Stored entries:
-- -- --

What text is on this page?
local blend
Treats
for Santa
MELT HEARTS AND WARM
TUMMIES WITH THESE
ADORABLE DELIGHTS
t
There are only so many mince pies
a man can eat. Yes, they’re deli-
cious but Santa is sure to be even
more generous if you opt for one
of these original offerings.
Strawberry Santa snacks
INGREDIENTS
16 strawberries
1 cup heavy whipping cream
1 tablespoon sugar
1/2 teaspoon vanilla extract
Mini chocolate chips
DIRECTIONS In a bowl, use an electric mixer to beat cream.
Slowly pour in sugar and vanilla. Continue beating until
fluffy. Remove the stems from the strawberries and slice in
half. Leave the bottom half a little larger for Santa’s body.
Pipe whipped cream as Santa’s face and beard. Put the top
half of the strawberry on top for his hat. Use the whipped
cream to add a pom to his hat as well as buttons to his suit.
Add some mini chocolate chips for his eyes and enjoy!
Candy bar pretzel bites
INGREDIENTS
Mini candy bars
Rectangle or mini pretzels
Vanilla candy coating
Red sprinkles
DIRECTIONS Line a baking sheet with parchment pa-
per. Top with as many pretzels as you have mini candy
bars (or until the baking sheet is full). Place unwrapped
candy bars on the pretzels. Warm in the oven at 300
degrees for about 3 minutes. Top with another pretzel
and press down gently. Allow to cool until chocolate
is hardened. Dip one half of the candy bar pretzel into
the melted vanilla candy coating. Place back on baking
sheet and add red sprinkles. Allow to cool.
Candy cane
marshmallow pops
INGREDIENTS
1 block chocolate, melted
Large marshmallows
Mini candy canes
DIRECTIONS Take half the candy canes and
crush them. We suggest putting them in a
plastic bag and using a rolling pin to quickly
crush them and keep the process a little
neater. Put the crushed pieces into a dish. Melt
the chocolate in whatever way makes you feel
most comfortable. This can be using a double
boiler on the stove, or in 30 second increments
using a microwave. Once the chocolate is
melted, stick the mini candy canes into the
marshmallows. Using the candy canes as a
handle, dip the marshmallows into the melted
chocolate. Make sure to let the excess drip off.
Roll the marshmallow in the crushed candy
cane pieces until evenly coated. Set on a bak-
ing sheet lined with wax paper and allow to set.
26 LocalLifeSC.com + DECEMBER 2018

-- -- --

◆ Goal ◆
Reproduce the data in full, exactly as presented.

◆ Answer to this exercise ◆
What text is on this page?
local blend
Treats
for Santa
MELT HEARTS AND WARM
TUMMIES WITH THESE
ADORABLE DELIGHTS
t
There are only so many mince pies
a man can eat. Yes, they’re deli-
cious but Santa is sure to be even
more generous if you opt for one
of these original offerings.
Strawberry Santa snacks
INGREDIENTS
16 strawberries
1 cup heavy whipping cream
1 tablespoon sugar
1/2 teaspoon vanilla extract
Mini chocolate chips
DIRECTIONS In a bowl, use an electric mixer to beat cream.
Slowly pour in sugar and vanilla. Continue beating until
fluffy. Remove the stems from the strawberries and slice in
half. Leave the bottom half a little larger for Santa’s body.
Pipe whipped cream as Santa’s face and beard. Put the top
half of the strawberry on top for his hat. Use the whipped
cream to add a pom to his hat as well as buttons to his suit.
Add some mini chocolate chips for his eyes and enjoy!
Candy bar pretzel bites
INGREDIENTS
Mini candy bars
Rectangle or mini pretzels
Vanilla candy coating
Red sprinkles
DIRECTIONS Line a baking sheet with parchment pa-
per. Top with as many pretzels as you have mini candy
bars (or until the baking sheet is full). Place unwrapped
candy bars on the pretzels. Warm in the oven at 300
degrees for about 3 minutes. Top with another pretzel
and press down gently. Allow to cool until chocolate
is hardened. Dip one half of the candy bar pretzel into
the melted vanilla candy coating. Place back on baking
sheet and add red sprinkles. Allow to cool.
Candy cane
marshmallow pops
INGREDIENTS
1 block chocolate, melted
Large marshmallows
Mini candy canes
DIRECTIONS Take half the candy canes and
crush them. We suggest putting them in a
plastic bag and using a rolling pin to quickly
crush them and keep the process a little
neater. Put the crushed pieces into a dish. Melt
the chocolate in whatever way makes you feel
most comfortable. This can be using a double
boiler on the stove, or in 30 second increments
using a microwave. Once the chocolate is
melted, stick the mini candy canes into the
marshmallows. Using the candy canes as a
handle, dip the marshmallows into the melted
chocolate. Make sure to let the excess drip off.
Roll the marshmallow in the crushed candy
cane pieces until evenly coated. Set on a bak-
ing sheet lined with wax paper and allow to set.
26 LocalLifeSC.com + DECEMBER 2018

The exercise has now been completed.